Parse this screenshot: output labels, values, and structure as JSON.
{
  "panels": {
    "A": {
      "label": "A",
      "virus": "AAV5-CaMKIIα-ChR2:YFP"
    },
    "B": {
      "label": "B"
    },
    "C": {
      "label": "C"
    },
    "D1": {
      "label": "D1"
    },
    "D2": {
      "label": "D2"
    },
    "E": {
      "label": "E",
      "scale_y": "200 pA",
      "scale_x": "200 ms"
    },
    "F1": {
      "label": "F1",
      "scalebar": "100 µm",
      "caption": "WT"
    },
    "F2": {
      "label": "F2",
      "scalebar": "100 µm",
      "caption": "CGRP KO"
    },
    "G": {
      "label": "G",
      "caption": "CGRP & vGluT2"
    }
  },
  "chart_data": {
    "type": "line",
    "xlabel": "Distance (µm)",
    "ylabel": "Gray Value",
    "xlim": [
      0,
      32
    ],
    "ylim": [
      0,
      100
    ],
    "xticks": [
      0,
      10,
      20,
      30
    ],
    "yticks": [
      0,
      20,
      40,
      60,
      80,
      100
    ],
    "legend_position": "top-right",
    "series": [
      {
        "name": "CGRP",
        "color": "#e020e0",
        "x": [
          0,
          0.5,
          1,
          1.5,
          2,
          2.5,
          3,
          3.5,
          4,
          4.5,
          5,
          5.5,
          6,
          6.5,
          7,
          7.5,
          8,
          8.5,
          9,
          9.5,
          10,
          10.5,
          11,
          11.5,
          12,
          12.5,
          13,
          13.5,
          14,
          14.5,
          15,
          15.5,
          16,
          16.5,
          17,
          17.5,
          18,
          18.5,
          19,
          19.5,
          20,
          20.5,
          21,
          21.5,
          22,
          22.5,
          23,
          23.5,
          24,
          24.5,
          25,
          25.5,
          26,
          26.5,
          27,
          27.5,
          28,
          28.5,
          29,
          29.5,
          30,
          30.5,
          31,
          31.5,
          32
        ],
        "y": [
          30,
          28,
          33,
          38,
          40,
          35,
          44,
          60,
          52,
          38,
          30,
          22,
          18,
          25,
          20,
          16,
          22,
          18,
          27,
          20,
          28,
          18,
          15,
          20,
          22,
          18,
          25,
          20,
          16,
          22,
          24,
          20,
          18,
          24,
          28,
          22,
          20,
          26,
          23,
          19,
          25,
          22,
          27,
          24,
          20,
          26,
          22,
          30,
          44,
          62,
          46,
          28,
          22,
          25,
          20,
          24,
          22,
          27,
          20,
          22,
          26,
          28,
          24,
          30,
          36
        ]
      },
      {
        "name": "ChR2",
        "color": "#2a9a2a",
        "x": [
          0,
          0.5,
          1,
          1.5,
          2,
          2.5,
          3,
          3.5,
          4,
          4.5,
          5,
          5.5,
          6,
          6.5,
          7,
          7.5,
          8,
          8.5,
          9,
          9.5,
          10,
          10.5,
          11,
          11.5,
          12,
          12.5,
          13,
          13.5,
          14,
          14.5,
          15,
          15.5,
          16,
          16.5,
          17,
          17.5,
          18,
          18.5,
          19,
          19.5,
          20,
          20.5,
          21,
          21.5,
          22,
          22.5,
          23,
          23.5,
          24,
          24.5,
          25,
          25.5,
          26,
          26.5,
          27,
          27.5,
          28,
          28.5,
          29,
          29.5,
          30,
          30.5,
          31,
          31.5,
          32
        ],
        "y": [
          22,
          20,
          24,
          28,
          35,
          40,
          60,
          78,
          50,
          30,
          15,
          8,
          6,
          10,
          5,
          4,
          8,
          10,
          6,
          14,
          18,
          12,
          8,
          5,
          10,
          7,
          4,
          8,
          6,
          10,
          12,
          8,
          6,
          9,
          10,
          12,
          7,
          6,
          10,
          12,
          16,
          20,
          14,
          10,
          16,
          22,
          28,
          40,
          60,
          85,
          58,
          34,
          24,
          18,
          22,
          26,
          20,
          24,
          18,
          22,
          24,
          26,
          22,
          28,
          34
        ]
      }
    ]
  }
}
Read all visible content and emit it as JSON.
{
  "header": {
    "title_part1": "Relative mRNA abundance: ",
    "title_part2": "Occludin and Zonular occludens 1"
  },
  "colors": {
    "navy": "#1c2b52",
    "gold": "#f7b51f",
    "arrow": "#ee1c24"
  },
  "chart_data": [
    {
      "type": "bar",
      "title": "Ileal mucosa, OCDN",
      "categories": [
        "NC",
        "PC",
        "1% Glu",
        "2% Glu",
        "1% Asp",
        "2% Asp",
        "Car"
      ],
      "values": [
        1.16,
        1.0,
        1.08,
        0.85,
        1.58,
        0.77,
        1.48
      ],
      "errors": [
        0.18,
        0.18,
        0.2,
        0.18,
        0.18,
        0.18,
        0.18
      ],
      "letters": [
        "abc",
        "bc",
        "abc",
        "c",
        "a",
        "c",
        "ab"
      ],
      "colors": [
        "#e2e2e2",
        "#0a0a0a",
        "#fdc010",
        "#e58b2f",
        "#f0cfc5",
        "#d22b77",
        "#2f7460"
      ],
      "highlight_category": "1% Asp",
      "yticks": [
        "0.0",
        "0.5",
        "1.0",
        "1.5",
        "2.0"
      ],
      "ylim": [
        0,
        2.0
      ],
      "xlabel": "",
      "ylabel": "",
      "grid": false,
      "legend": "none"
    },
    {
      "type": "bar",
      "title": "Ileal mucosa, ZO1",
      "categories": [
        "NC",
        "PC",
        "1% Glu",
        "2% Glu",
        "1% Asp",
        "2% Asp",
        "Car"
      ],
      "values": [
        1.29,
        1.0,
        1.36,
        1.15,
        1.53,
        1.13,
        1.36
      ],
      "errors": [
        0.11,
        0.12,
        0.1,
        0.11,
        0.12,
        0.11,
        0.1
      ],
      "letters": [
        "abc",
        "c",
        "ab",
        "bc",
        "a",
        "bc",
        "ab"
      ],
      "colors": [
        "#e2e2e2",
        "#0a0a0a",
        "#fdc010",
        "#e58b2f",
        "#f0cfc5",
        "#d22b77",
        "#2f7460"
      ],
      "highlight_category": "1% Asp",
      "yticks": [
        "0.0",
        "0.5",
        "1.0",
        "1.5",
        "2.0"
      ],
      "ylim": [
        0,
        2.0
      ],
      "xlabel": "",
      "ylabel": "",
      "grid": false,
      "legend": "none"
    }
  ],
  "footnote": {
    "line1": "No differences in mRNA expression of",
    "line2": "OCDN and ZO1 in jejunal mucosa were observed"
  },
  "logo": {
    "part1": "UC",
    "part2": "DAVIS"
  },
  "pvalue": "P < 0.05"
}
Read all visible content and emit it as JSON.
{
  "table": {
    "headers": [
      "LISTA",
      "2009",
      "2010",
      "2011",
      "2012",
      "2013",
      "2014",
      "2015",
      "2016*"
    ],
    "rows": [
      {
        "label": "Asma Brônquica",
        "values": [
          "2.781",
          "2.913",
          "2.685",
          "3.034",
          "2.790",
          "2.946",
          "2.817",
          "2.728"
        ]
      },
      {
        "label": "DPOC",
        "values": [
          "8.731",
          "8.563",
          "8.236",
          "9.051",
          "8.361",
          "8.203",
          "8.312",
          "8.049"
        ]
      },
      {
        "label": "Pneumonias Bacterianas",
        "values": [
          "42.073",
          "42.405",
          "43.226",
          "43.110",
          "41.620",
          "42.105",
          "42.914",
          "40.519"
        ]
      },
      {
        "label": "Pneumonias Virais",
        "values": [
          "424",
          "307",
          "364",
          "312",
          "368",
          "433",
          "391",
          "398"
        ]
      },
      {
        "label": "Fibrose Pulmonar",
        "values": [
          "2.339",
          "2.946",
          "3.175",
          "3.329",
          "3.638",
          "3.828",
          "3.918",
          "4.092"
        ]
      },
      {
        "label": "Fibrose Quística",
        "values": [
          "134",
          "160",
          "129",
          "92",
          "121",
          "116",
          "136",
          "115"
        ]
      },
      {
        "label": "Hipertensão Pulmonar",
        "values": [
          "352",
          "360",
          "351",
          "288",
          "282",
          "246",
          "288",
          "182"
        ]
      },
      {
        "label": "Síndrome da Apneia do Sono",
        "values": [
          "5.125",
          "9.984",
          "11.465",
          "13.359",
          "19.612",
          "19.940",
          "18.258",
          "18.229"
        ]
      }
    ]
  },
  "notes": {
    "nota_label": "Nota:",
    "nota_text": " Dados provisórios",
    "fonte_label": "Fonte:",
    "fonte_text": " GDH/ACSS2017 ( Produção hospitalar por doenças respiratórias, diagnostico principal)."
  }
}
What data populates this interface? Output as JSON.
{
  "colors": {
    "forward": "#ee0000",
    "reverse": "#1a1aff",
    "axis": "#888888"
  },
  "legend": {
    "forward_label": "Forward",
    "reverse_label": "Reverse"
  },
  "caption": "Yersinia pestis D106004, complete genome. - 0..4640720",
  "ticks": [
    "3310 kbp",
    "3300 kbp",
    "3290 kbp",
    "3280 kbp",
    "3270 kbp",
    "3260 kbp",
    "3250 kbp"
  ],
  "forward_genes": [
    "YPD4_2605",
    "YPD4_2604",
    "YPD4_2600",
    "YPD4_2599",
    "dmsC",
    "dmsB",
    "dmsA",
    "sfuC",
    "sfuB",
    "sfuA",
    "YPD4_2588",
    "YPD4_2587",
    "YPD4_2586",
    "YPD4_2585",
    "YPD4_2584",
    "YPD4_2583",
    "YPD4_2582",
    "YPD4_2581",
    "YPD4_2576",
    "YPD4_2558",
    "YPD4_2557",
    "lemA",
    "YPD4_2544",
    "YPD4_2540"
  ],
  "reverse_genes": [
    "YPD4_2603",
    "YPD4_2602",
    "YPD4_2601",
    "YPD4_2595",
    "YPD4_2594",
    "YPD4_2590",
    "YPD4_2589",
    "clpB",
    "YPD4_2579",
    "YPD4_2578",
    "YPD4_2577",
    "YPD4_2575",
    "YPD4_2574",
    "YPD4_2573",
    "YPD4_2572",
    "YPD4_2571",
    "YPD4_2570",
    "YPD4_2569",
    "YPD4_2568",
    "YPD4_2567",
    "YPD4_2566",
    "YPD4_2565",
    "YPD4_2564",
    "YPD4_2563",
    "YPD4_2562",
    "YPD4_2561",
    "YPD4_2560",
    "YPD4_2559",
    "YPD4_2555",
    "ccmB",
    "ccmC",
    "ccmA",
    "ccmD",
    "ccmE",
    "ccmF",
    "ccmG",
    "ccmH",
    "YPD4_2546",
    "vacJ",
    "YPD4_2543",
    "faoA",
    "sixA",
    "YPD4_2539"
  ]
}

BRIEF:
Note how many lines in the material contain the string "Fibrose", and give that number alone.

EXERCISE OUTPUT:
2